■ **Given problem**: Please print every record below exactly as it appears.

--- START Input for this task ---

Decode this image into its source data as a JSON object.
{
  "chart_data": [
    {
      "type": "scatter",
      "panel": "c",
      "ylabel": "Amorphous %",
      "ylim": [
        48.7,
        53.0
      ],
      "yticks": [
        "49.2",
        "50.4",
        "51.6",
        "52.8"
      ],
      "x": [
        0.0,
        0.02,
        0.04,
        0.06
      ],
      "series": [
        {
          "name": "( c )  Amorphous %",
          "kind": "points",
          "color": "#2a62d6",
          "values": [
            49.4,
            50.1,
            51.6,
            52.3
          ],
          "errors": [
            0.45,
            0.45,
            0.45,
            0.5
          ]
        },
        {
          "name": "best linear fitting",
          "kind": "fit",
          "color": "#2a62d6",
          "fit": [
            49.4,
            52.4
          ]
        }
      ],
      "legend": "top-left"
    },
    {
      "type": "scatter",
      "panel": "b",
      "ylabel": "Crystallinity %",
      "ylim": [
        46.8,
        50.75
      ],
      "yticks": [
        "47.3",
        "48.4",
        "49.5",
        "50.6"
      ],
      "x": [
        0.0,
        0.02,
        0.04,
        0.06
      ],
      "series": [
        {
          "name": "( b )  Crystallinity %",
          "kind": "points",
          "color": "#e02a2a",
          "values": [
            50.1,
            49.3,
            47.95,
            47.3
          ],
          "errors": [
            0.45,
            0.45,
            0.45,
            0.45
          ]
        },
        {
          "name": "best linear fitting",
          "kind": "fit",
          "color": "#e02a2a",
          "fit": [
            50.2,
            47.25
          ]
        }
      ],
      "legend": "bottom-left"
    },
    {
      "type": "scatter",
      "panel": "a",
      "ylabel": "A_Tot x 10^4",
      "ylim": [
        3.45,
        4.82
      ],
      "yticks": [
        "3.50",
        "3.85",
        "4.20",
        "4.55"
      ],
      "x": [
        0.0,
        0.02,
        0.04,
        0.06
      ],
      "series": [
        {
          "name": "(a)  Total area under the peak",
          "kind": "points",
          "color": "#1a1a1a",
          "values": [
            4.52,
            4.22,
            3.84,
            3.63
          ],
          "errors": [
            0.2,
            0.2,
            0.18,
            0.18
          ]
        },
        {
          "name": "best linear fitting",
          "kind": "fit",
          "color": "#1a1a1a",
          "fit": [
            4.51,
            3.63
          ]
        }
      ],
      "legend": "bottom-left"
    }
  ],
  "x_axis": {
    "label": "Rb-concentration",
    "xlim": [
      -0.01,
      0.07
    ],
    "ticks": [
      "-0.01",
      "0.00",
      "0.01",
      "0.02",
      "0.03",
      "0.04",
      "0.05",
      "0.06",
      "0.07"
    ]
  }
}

--- END Input for this task ---

■ **Task output**:
Decode this image into its source data as a JSON object.
{
  "chart_data": [
    {
      "type": "scatter",
      "panel": "c",
      "ylabel": "Amorphous %",
      "ylim": [
        48.7,
        53.0
      ],
      "yticks": [
        "49.2",
        "50.4",
        "51.6",
        "52.8"
      ],
      "x": [
        0.0,
        0.02,
        0.04,
        0.06
      ],
      "series": [
        {
          "name": "( c )  Amorphous %",
          "kind": "points",
          "color": "#2a62d6",
          "values": [
            49.4,
            50.1,
            51.6,
            52.3
          ],
          "errors": [
            0.45,
            0.45,
            0.45,
            0.5
          ]
        },
        {
          "name": "best linear fitting",
          "kind": "fit",
          "color": "#2a62d6",
          "fit": [
            49.4,
            52.4
          ]
        }
      ],
      "legend": "top-left"
    },
    {
      "type": "scatter",
      "panel": "b",
      "ylabel": "Crystallinity %",
      "ylim": [
        46.8,
        50.75
      ],
      "yticks": [
        "47.3",
        "48.4",
        "49.5",
        "50.6"
      ],
      "x": [
        0.0,
        0.02,
        0.04,
        0.06
      ],
      "series": [
        {
          "name": "( b )  Crystallinity %",
          "kind": "points",
          "color": "#e02a2a",
          "values": [
            50.1,
            49.3,
            47.95,
            47.3
          ],
          "errors": [
            0.45,
            0.45,
            0.45,
            0.45
          ]
        },
        {
          "name": "best linear fitting",
          "kind": "fit",
          "color": "#e02a2a",
          "fit": [
            50.2,
            47.25
          ]
        }
      ],
      "legend": "bottom-left"
    },
    {
      "type": "scatter",
      "panel": "a",
      "ylabel": "A_Tot x 10^4",
      "ylim": [
        3.45,
        4.82
      ],
      "yticks": [
        "3.50",
        "3.85",
        "4.20",
        "4.55"
      ],
      "x": [
        0.0,
        0.02,
        0.04,
        0.06
      ],
      "series": [
        {
          "name": "(a)  Total area under the peak",
          "kind": "points",
          "color": "#1a1a1a",
          "values": [
            4.52,
            4.22,
            3.84,
            3.63
          ],
          "errors": [
            0.2,
            0.2,
            0.18,
            0.18
          ]
        },
        {
          "name": "best linear fitting",
          "kind": "fit",
          "color": "#1a1a1a",
          "fit": [
            4.51,
            3.63
          ]
        }
      ],
      "legend": "bottom-left"
    }
  ],
  "x_axis": {
    "label": "Rb-concentration",
    "xlim": [
      -0.01,
      0.07
    ],
    "ticks": [
      "-0.01",
      "0.00",
      "0.01",
      "0.02",
      "0.03",
      "0.04",
      "0.05",
      "0.06",
      "0.07"
    ]
  }
}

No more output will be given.